Short problem:
Your task is to transcribe the entries below exactly, beginning with the line containing "Serialize everything readable" and ending with the final line, and to add nothing else.

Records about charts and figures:
>> BEGIN

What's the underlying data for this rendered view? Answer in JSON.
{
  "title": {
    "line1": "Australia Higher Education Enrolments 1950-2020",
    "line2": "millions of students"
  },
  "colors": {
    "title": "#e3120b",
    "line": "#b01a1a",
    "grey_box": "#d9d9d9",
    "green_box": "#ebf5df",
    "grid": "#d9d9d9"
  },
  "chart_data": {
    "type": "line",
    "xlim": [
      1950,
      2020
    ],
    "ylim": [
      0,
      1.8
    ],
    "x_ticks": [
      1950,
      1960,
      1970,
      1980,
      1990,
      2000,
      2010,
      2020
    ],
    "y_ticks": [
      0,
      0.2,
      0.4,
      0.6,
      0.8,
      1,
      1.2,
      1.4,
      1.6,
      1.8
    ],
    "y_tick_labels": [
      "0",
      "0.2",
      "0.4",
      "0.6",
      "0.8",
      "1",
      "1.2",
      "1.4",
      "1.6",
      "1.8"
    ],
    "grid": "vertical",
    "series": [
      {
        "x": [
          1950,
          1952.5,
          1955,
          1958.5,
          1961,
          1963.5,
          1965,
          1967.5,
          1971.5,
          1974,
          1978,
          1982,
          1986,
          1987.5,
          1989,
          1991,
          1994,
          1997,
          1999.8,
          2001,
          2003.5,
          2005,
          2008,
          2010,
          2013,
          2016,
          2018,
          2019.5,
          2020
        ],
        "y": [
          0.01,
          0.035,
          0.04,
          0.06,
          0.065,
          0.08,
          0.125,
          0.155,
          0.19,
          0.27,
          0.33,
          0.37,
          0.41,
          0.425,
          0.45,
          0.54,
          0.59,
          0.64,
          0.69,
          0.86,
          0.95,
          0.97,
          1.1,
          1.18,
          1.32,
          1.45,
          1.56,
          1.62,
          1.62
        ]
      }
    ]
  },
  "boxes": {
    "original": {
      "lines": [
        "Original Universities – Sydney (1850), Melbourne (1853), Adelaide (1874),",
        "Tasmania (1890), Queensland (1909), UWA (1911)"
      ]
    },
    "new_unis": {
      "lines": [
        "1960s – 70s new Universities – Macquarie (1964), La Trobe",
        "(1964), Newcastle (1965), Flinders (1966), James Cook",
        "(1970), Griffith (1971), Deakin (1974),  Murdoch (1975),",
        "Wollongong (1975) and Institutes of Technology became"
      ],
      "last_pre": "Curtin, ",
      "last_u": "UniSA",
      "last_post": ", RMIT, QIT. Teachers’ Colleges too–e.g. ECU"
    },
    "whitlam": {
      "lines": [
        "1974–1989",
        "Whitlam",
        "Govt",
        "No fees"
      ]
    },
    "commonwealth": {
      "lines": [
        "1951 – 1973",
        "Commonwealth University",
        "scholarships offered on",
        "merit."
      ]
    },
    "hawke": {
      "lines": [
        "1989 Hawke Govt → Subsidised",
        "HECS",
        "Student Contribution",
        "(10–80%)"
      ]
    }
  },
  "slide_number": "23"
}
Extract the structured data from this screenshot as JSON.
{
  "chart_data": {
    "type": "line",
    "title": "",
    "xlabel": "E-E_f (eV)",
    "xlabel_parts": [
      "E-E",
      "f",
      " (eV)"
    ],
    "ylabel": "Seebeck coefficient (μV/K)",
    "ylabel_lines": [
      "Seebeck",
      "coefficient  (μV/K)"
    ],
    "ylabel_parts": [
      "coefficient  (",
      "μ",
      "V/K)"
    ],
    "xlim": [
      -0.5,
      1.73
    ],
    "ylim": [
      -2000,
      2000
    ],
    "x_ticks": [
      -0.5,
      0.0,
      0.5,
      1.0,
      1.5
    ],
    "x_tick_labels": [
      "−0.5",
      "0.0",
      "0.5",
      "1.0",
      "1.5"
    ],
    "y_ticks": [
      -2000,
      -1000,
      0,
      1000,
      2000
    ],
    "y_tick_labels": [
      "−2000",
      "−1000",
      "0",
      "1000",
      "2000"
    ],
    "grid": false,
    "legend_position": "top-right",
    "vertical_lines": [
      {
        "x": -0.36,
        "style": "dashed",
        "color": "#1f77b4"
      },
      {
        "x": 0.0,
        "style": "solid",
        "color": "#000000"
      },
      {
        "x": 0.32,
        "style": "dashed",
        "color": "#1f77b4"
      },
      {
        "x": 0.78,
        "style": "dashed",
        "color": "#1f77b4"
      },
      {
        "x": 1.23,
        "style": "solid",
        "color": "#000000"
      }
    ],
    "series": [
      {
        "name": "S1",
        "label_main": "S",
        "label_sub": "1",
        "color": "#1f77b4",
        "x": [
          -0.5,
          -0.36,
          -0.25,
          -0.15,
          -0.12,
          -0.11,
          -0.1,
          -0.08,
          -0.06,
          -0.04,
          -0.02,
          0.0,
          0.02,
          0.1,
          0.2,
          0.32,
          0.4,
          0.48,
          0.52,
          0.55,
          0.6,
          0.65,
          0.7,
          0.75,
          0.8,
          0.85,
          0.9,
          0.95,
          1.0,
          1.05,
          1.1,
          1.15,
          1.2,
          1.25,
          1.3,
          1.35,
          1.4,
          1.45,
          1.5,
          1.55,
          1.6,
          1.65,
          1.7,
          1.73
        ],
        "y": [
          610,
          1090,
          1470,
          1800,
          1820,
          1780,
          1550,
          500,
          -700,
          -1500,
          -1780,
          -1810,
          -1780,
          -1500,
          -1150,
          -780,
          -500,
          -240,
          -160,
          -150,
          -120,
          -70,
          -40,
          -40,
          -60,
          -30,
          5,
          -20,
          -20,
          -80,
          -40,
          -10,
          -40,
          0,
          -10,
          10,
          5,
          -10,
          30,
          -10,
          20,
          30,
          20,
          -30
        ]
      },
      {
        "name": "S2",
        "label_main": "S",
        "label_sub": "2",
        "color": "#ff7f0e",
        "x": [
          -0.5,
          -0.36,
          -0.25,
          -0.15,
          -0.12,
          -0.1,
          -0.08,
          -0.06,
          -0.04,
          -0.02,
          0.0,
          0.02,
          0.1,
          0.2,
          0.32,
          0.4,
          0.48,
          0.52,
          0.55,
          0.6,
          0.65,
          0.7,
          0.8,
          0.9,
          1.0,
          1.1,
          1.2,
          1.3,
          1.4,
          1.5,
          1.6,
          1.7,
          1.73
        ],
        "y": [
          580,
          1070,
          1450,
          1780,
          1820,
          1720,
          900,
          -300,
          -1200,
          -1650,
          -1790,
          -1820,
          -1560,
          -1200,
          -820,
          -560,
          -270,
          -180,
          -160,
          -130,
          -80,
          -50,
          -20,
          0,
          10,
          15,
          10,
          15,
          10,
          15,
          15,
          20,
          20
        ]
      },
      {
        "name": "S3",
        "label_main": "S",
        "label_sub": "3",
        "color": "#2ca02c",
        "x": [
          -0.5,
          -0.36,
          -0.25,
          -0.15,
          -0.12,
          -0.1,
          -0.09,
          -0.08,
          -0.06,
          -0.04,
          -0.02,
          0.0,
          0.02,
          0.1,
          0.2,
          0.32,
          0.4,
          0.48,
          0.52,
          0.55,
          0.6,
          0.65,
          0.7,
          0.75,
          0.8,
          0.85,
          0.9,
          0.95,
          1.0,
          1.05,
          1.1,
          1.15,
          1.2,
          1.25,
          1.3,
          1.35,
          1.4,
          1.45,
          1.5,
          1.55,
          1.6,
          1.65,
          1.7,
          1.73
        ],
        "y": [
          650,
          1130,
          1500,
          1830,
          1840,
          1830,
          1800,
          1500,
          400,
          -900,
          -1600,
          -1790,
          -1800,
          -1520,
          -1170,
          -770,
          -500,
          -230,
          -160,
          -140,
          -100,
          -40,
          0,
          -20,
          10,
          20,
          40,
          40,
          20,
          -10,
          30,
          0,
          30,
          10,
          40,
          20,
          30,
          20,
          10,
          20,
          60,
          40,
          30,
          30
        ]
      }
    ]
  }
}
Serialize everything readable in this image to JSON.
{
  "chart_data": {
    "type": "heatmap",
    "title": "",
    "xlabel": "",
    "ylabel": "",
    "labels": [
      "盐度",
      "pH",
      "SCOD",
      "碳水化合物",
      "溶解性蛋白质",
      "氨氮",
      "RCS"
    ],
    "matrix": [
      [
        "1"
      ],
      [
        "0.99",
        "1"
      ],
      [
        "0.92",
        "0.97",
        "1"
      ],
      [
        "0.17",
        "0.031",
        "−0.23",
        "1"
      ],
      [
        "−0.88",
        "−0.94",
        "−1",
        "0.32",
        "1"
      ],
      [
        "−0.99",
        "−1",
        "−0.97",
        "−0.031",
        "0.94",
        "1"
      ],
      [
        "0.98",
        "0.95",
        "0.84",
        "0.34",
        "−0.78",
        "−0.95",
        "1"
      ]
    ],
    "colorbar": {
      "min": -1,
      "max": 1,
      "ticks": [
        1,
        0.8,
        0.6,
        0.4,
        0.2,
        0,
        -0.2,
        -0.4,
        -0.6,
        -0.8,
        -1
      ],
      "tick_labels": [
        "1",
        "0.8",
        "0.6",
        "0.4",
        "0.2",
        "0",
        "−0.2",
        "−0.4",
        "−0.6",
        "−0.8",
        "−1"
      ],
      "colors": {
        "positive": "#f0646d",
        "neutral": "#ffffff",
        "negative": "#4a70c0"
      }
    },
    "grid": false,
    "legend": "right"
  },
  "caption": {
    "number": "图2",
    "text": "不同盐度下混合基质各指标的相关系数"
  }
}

>> END

Correct response:
Serialize everything readable in this image to JSON.
{
  "chart_data": {
    "type": "heatmap",
    "title": "",
    "xlabel": "",
    "ylabel": "",
    "labels": [
      "盐度",
      "pH",
      "SCOD",
      "碳水化合物",
      "溶解性蛋白质",
      "氨氮",
      "RCS"
    ],
    "matrix": [
      [
        "1"
      ],
      [
        "0.99",
        "1"
      ],
      [
        "0.92",
        "0.97",
        "1"
      ],
      [
        "0.17",
        "0.031",
        "−0.23",
        "1"
      ],
      [
        "−0.88",
        "−0.94",
        "−1",
        "0.32",
        "1"
      ],
      [
        "−0.99",
        "−1",
        "−0.97",
        "−0.031",
        "0.94",
        "1"
      ],
      [
        "0.98",
        "0.95",
        "0.84",
        "0.34",
        "−0.78",
        "−0.95",
        "1"
      ]
    ],
    "colorbar": {
      "min": -1,
      "max": 1,
      "ticks": [
        1,
        0.8,
        0.6,
        0.4,
        0.2,
        0,
        -0.2,
        -0.4,
        -0.6,
        -0.8,
        -1
      ],
      "tick_labels": [
        "1",
        "0.8",
        "0.6",
        "0.4",
        "0.2",
        "0",
        "−0.2",
        "−0.4",
        "−0.6",
        "−0.8",
        "−1"
      ],
      "colors": {
        "positive": "#f0646d",
        "neutral": "#ffffff",
        "negative": "#4a70c0"
      }
    },
    "grid": false,
    "legend": "right"
  },
  "caption": {
    "number": "图2",
    "text": "不同盐度下混合基质各指标的相关系数"
  }
}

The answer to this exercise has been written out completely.